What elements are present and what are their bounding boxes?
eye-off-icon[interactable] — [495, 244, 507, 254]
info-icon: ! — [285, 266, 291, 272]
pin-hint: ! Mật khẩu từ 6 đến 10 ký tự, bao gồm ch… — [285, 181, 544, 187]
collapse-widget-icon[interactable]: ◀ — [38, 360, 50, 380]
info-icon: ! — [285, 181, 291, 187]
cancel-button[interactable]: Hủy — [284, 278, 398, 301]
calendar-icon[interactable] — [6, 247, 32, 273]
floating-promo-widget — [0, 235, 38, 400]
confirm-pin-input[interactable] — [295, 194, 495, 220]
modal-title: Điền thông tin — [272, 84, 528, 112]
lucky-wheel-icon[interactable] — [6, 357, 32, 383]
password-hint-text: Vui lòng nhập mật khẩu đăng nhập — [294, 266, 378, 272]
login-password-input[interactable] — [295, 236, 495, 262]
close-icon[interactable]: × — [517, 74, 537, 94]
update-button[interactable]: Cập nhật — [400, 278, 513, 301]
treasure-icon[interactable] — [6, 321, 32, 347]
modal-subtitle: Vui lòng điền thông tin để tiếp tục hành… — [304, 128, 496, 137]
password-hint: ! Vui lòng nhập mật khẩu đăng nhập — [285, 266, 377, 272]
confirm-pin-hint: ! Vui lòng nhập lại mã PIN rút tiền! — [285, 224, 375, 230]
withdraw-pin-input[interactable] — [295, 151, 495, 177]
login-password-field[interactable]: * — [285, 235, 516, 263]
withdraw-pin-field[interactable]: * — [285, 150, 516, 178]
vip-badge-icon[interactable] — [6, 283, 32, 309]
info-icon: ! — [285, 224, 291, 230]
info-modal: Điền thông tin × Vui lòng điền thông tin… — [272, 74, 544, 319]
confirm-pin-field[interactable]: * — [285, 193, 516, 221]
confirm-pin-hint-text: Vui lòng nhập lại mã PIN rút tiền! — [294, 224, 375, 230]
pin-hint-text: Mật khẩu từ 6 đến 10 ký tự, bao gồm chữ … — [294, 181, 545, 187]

#####

### Exercise prompt
Reproduce every item above line for line, with no changes.

### Correct output
What elements are present and what are their bounding boxes?
eye-off-icon[interactable] — [495, 244, 507, 254]
info-icon: ! — [285, 266, 291, 272]
pin-hint: ! Mật khẩu từ 6 đến 10 ký tự, bao gồm ch… — [285, 181, 544, 187]
collapse-widget-icon[interactable]: ◀ — [38, 360, 50, 380]
info-icon: ! — [285, 181, 291, 187]
cancel-button[interactable]: Hủy — [284, 278, 398, 301]
calendar-icon[interactable] — [6, 247, 32, 273]
floating-promo-widget — [0, 235, 38, 400]
confirm-pin-input[interactable] — [295, 194, 495, 220]
modal-title: Điền thông tin — [272, 84, 528, 112]
lucky-wheel-icon[interactable] — [6, 357, 32, 383]
password-hint-text: Vui lòng nhập mật khẩu đăng nhập — [294, 266, 378, 272]
login-password-input[interactable] — [295, 236, 495, 262]
close-icon[interactable]: × — [517, 74, 537, 94]
update-button[interactable]: Cập nhật — [400, 278, 513, 301]
treasure-icon[interactable] — [6, 321, 32, 347]
modal-subtitle: Vui lòng điền thông tin để tiếp tục hành… — [304, 128, 496, 137]
password-hint: ! Vui lòng nhập mật khẩu đăng nhập — [285, 266, 377, 272]
confirm-pin-hint: ! Vui lòng nhập lại mã PIN rút tiền! — [285, 224, 375, 230]
withdraw-pin-input[interactable] — [295, 151, 495, 177]
login-password-field[interactable]: * — [285, 235, 516, 263]
withdraw-pin-field[interactable]: * — [285, 150, 516, 178]
vip-badge-icon[interactable] — [6, 283, 32, 309]
info-icon: ! — [285, 224, 291, 230]
info-modal: Điền thông tin × Vui lòng điền thông tin… — [272, 74, 544, 319]
confirm-pin-field[interactable]: * — [285, 193, 516, 221]
confirm-pin-hint-text: Vui lòng nhập lại mã PIN rút tiền! — [294, 224, 375, 230]
pin-hint-text: Mật khẩu từ 6 đến 10 ký tự, bao gồm chữ … — [294, 181, 545, 187]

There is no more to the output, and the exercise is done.